_Material for the task_
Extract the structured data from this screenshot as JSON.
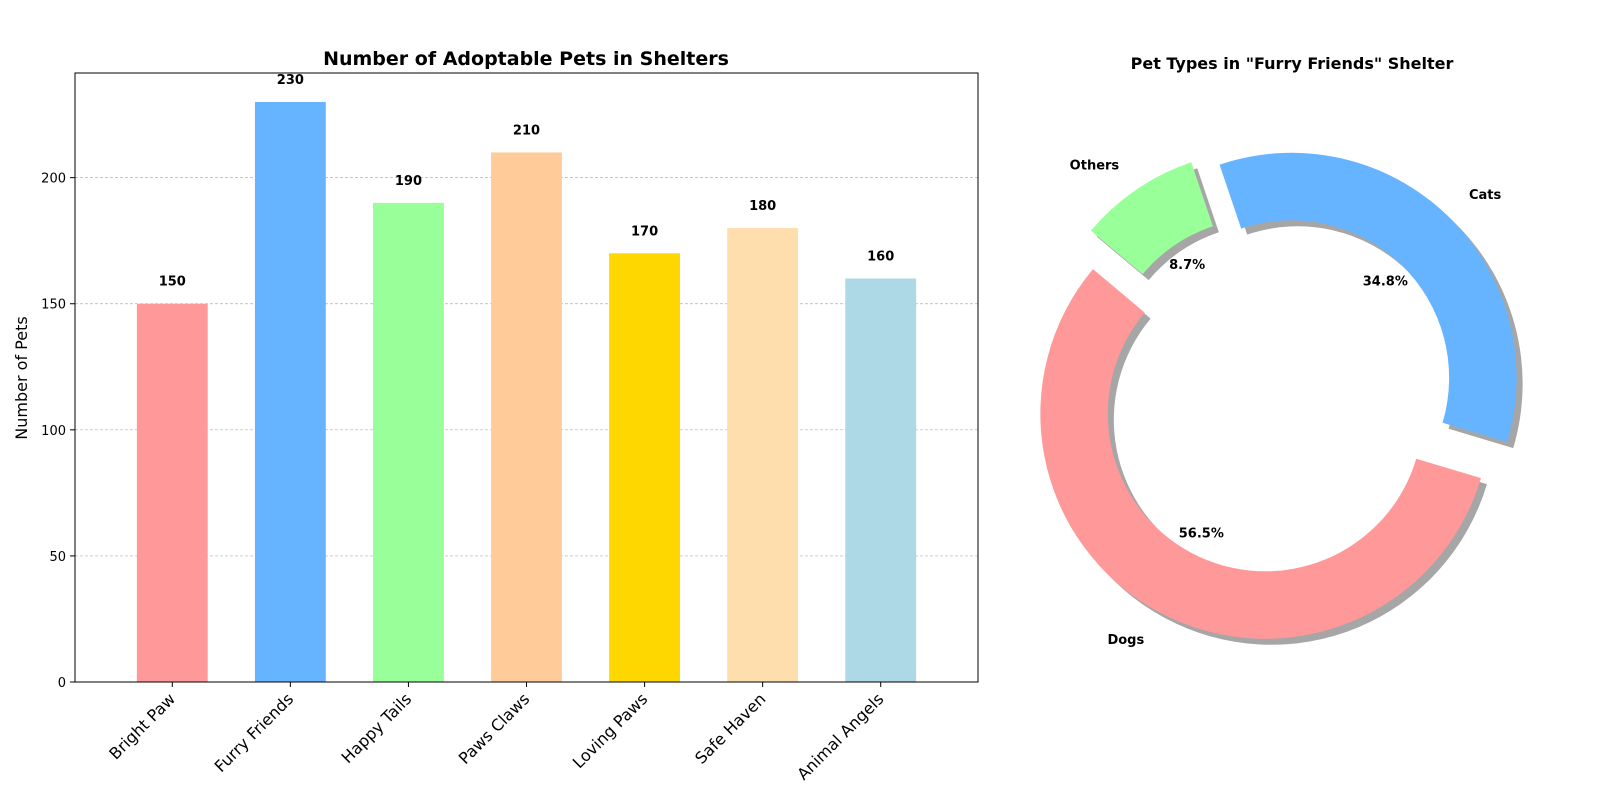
{
  "chart_data": [
    {
      "type": "bar",
      "title": "Number of Adoptable Pets in Shelters",
      "ylabel": "Number of Pets",
      "xlabel": "",
      "categories": [
        "Bright Paw",
        "Furry Friends",
        "Happy Tails",
        "Paws Claws",
        "Loving Paws",
        "Safe Haven",
        "Animal Angels"
      ],
      "values": [
        150,
        230,
        190,
        210,
        170,
        180,
        160
      ],
      "colors": [
        "#ff9999",
        "#66b3ff",
        "#99ff99",
        "#ffcc99",
        "#ffd700",
        "#ffdead",
        "#add8e6"
      ],
      "ylim": [
        0,
        241.5
      ],
      "yticks": [
        0,
        50,
        100,
        150,
        200
      ],
      "grid": "y-dashed",
      "show_value_labels": true
    },
    {
      "type": "pie",
      "style": "donut",
      "title": "Pet Types in \"Furry Friends\" Shelter",
      "labels": [
        "Dogs",
        "Cats",
        "Others"
      ],
      "values": [
        56.5,
        34.8,
        8.7
      ],
      "percent_labels": [
        "56.5%",
        "34.8%",
        "8.7%"
      ],
      "colors": [
        "#ff9999",
        "#66b3ff",
        "#99ff99"
      ],
      "explode": [
        0.1,
        0.1,
        0.1
      ],
      "shadow": true,
      "start_angle_deg": 140
    }
  ]
}
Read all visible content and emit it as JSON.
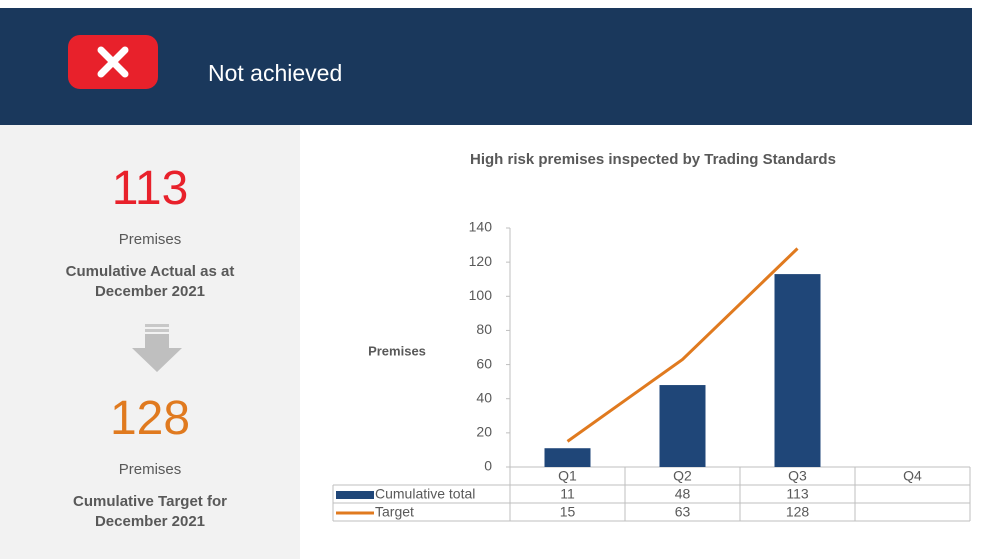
{
  "header": {
    "status": "Not achieved"
  },
  "summary": {
    "actual": {
      "value": "113",
      "unit": "Premises",
      "caption_line1": "Cumulative Actual as at",
      "caption_line2": "December 2021"
    },
    "target": {
      "value": "128",
      "unit": "Premises",
      "caption_line1": "Cumulative Target for",
      "caption_line2": "December 2021"
    }
  },
  "chart_data": {
    "type": "bar",
    "title": "High risk premises inspected by Trading Standards",
    "y_label": "Premises",
    "categories": [
      "Q1",
      "Q2",
      "Q3",
      "Q4"
    ],
    "series": [
      {
        "name": "Cumulative total",
        "type": "bar",
        "color": "#1f4678",
        "values": [
          11,
          48,
          113,
          null
        ]
      },
      {
        "name": "Target",
        "type": "line",
        "color": "#e07a1f",
        "values": [
          15,
          63,
          128,
          null
        ]
      }
    ],
    "ylim": [
      0,
      140
    ],
    "yticks": [
      0,
      20,
      40,
      60,
      80,
      100,
      120,
      140
    ]
  }
}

_Task goal_
Every line of the data above should be quoted exactly. Omit the pictures.

_Problem solution_
Extract the structured data from this screenshot as JSON.
{
  "chart_data": [
    {
      "type": "bar",
      "title": "Number of Adoptable Pets in Shelters",
      "ylabel": "Number of Pets",
      "xlabel": "",
      "categories": [
        "Bright Paw",
        "Furry Friends",
        "Happy Tails",
        "Paws Claws",
        "Loving Paws",
        "Safe Haven",
        "Animal Angels"
      ],
      "values": [
        150,
        230,
        190,
        210,
        170,
        180,
        160
      ],
      "colors": [
        "#ff9999",
        "#66b3ff",
        "#99ff99",
        "#ffcc99",
        "#ffd700",
        "#ffdead",
        "#add8e6"
      ],
      "ylim": [
        0,
        241.5
      ],
      "yticks": [
        0,
        50,
        100,
        150,
        200
      ],
      "grid": "y-dashed",
      "show_value_labels": true
    },
    {
      "type": "pie",
      "style": "donut",
      "title": "Pet Types in \"Furry Friends\" Shelter",
      "labels": [
        "Dogs",
        "Cats",
        "Others"
      ],
      "values": [
        56.5,
        34.8,
        8.7
      ],
      "percent_labels": [
        "56.5%",
        "34.8%",
        "8.7%"
      ],
      "colors": [
        "#ff9999",
        "#66b3ff",
        "#99ff99"
      ],
      "explode": [
        0.1,
        0.1,
        0.1
      ],
      "shadow": true,
      "start_angle_deg": 140
    }
  ]
}
Read all visible content and emit it as JSON.
{
  "header": {
    "status": "Not achieved"
  },
  "summary": {
    "actual": {
      "value": "113",
      "unit": "Premises",
      "caption_line1": "Cumulative Actual as at",
      "caption_line2": "December 2021"
    },
    "target": {
      "value": "128",
      "unit": "Premises",
      "caption_line1": "Cumulative Target for",
      "caption_line2": "December 2021"
    }
  },
  "chart_data": {
    "type": "bar",
    "title": "High risk premises inspected by Trading Standards",
    "y_label": "Premises",
    "categories": [
      "Q1",
      "Q2",
      "Q3",
      "Q4"
    ],
    "series": [
      {
        "name": "Cumulative total",
        "type": "bar",
        "color": "#1f4678",
        "values": [
          11,
          48,
          113,
          null
        ]
      },
      {
        "name": "Target",
        "type": "line",
        "color": "#e07a1f",
        "values": [
          15,
          63,
          128,
          null
        ]
      }
    ],
    "ylim": [
      0,
      140
    ],
    "yticks": [
      0,
      20,
      40,
      60,
      80,
      100,
      120,
      140
    ]
  }
}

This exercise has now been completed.